● **Set exercise**:
Reproduce the data that follows in its entirety, character for character.
+++++
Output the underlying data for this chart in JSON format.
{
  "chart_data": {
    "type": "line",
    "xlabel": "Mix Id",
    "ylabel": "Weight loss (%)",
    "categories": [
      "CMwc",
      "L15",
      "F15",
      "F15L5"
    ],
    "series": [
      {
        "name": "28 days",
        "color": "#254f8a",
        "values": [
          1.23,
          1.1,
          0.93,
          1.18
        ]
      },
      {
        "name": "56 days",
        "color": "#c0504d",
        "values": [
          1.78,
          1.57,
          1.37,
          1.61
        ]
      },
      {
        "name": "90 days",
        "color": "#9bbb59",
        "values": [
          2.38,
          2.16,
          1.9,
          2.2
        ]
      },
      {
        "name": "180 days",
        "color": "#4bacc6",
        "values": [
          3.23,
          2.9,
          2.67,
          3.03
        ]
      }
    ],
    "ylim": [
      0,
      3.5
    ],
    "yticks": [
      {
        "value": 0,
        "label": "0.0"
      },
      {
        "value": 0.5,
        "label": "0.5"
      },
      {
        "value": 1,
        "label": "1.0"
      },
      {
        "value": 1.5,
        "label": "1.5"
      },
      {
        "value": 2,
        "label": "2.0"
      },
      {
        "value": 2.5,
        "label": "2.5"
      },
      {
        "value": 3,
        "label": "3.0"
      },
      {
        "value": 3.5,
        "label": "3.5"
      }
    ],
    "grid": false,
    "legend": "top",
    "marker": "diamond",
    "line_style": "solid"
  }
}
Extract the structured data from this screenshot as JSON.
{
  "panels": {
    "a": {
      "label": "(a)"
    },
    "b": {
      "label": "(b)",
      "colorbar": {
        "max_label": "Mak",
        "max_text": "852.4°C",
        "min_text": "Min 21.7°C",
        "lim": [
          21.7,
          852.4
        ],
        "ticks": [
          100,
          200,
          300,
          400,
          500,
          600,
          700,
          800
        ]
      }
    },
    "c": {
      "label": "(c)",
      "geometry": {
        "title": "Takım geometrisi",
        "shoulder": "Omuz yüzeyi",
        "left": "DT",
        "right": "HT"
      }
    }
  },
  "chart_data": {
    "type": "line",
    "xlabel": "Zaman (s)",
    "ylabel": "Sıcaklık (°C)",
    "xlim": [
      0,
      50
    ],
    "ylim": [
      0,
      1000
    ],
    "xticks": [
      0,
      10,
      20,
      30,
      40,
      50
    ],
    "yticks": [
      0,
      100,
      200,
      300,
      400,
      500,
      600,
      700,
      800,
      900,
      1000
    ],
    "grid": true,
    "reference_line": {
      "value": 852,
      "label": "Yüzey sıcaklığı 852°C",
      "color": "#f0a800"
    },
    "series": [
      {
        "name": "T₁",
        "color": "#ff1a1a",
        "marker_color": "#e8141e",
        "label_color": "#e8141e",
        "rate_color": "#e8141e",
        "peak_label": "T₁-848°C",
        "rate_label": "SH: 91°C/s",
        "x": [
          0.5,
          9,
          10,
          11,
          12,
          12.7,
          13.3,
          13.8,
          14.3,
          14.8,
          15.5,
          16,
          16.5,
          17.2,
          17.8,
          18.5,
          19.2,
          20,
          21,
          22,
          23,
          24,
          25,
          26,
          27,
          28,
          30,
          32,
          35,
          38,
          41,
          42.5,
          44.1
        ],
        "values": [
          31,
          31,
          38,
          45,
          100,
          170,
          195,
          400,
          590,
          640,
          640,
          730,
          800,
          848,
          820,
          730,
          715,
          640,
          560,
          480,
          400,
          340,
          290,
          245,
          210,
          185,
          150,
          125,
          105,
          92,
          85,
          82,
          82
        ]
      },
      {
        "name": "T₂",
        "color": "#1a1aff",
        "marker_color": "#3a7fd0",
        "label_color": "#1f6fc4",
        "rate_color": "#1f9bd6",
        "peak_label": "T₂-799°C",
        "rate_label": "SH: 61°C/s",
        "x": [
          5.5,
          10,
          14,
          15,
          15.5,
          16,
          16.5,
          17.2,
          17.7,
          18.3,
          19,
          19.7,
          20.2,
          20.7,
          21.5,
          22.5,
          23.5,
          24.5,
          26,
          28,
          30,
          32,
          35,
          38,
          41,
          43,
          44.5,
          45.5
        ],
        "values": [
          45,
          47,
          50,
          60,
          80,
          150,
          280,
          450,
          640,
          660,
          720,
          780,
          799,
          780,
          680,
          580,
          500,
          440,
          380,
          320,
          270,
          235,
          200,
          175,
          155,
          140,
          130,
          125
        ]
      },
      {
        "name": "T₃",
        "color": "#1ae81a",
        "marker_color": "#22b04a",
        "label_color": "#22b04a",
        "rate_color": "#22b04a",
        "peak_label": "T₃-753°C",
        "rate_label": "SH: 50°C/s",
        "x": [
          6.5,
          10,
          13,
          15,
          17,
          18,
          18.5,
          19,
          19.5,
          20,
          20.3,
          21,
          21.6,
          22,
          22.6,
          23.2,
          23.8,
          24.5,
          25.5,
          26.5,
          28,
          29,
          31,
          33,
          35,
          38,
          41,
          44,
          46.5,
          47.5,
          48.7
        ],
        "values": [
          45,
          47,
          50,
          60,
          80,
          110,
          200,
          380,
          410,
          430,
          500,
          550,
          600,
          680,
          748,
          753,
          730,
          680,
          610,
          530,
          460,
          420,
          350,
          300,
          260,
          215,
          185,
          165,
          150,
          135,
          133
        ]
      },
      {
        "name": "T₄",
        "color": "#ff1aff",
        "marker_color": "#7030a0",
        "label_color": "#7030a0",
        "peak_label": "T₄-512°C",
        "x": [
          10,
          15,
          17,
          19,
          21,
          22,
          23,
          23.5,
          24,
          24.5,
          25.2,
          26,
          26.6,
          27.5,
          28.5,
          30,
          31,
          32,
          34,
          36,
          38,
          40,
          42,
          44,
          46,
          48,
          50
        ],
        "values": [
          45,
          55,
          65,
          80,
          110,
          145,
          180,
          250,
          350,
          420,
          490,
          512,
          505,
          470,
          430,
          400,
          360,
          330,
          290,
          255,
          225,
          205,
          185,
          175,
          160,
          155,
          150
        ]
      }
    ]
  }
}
+++++
● **Answer to the task**:
Output the underlying data for this chart in JSON format.
{
  "chart_data": {
    "type": "line",
    "xlabel": "Mix Id",
    "ylabel": "Weight loss (%)",
    "categories": [
      "CMwc",
      "L15",
      "F15",
      "F15L5"
    ],
    "series": [
      {
        "name": "28 days",
        "color": "#254f8a",
        "values": [
          1.23,
          1.1,
          0.93,
          1.18
        ]
      },
      {
        "name": "56 days",
        "color": "#c0504d",
        "values": [
          1.78,
          1.57,
          1.37,
          1.61
        ]
      },
      {
        "name": "90 days",
        "color": "#9bbb59",
        "values": [
          2.38,
          2.16,
          1.9,
          2.2
        ]
      },
      {
        "name": "180 days",
        "color": "#4bacc6",
        "values": [
          3.23,
          2.9,
          2.67,
          3.03
        ]
      }
    ],
    "ylim": [
      0,
      3.5
    ],
    "yticks": [
      {
        "value": 0,
        "label": "0.0"
      },
      {
        "value": 0.5,
        "label": "0.5"
      },
      {
        "value": 1,
        "label": "1.0"
      },
      {
        "value": 1.5,
        "label": "1.5"
      },
      {
        "value": 2,
        "label": "2.0"
      },
      {
        "value": 2.5,
        "label": "2.5"
      },
      {
        "value": 3,
        "label": "3.0"
      },
      {
        "value": 3.5,
        "label": "3.5"
      }
    ],
    "grid": false,
    "legend": "top",
    "marker": "diamond",
    "line_style": "solid"
  }
}
Extract the structured data from this screenshot as JSON.
{
  "panels": {
    "a": {
      "label": "(a)"
    },
    "b": {
      "label": "(b)",
      "colorbar": {
        "max_label": "Mak",
        "max_text": "852.4°C",
        "min_text": "Min 21.7°C",
        "lim": [
          21.7,
          852.4
        ],
        "ticks": [
          100,
          200,
          300,
          400,
          500,
          600,
          700,
          800
        ]
      }
    },
    "c": {
      "label": "(c)",
      "geometry": {
        "title": "Takım geometrisi",
        "shoulder": "Omuz yüzeyi",
        "left": "DT",
        "right": "HT"
      }
    }
  },
  "chart_data": {
    "type": "line",
    "xlabel": "Zaman (s)",
    "ylabel": "Sıcaklık (°C)",
    "xlim": [
      0,
      50
    ],
    "ylim": [
      0,
      1000
    ],
    "xticks": [
      0,
      10,
      20,
      30,
      40,
      50
    ],
    "yticks": [
      0,
      100,
      200,
      300,
      400,
      500,
      600,
      700,
      800,
      900,
      1000
    ],
    "grid": true,
    "reference_line": {
      "value": 852,
      "label": "Yüzey sıcaklığı 852°C",
      "color": "#f0a800"
    },
    "series": [
      {
        "name": "T₁",
        "color": "#ff1a1a",
        "marker_color": "#e8141e",
        "label_color": "#e8141e",
        "rate_color": "#e8141e",
        "peak_label": "T₁-848°C",
        "rate_label": "SH: 91°C/s",
        "x": [
          0.5,
          9,
          10,
          11,
          12,
          12.7,
          13.3,
          13.8,
          14.3,
          14.8,
          15.5,
          16,
          16.5,
          17.2,
          17.8,
          18.5,
          19.2,
          20,
          21,
          22,
          23,
          24,
          25,
          26,
          27,
          28,
          30,
          32,
          35,
          38,
          41,
          42.5,
          44.1
        ],
        "values": [
          31,
          31,
          38,
          45,
          100,
          170,
          195,
          400,
          590,
          640,
          640,
          730,
          800,
          848,
          820,
          730,
          715,
          640,
          560,
          480,
          400,
          340,
          290,
          245,
          210,
          185,
          150,
          125,
          105,
          92,
          85,
          82,
          82
        ]
      },
      {
        "name": "T₂",
        "color": "#1a1aff",
        "marker_color": "#3a7fd0",
        "label_color": "#1f6fc4",
        "rate_color": "#1f9bd6",
        "peak_label": "T₂-799°C",
        "rate_label": "SH: 61°C/s",
        "x": [
          5.5,
          10,
          14,
          15,
          15.5,
          16,
          16.5,
          17.2,
          17.7,
          18.3,
          19,
          19.7,
          20.2,
          20.7,
          21.5,
          22.5,
          23.5,
          24.5,
          26,
          28,
          30,
          32,
          35,
          38,
          41,
          43,
          44.5,
          45.5
        ],
        "values": [
          45,
          47,
          50,
          60,
          80,
          150,
          280,
          450,
          640,
          660,
          720,
          780,
          799,
          780,
          680,
          580,
          500,
          440,
          380,
          320,
          270,
          235,
          200,
          175,
          155,
          140,
          130,
          125
        ]
      },
      {
        "name": "T₃",
        "color": "#1ae81a",
        "marker_color": "#22b04a",
        "label_color": "#22b04a",
        "rate_color": "#22b04a",
        "peak_label": "T₃-753°C",
        "rate_label": "SH: 50°C/s",
        "x": [
          6.5,
          10,
          13,
          15,
          17,
          18,
          18.5,
          19,
          19.5,
          20,
          20.3,
          21,
          21.6,
          22,
          22.6,
          23.2,
          23.8,
          24.5,
          25.5,
          26.5,
          28,
          29,
          31,
          33,
          35,
          38,
          41,
          44,
          46.5,
          47.5,
          48.7
        ],
        "values": [
          45,
          47,
          50,
          60,
          80,
          110,
          200,
          380,
          410,
          430,
          500,
          550,
          600,
          680,
          748,
          753,
          730,
          680,
          610,
          530,
          460,
          420,
          350,
          300,
          260,
          215,
          185,
          165,
          150,
          135,
          133
        ]
      },
      {
        "name": "T₄",
        "color": "#ff1aff",
        "marker_color": "#7030a0",
        "label_color": "#7030a0",
        "peak_label": "T₄-512°C",
        "x": [
          10,
          15,
          17,
          19,
          21,
          22,
          23,
          23.5,
          24,
          24.5,
          25.2,
          26,
          26.6,
          27.5,
          28.5,
          30,
          31,
          32,
          34,
          36,
          38,
          40,
          42,
          44,
          46,
          48,
          50
        ],
        "values": [
          45,
          55,
          65,
          80,
          110,
          145,
          180,
          250,
          350,
          420,
          490,
          512,
          505,
          470,
          430,
          400,
          360,
          330,
          290,
          255,
          225,
          205,
          185,
          175,
          160,
          155,
          150
        ]
      }
    ]
  }
}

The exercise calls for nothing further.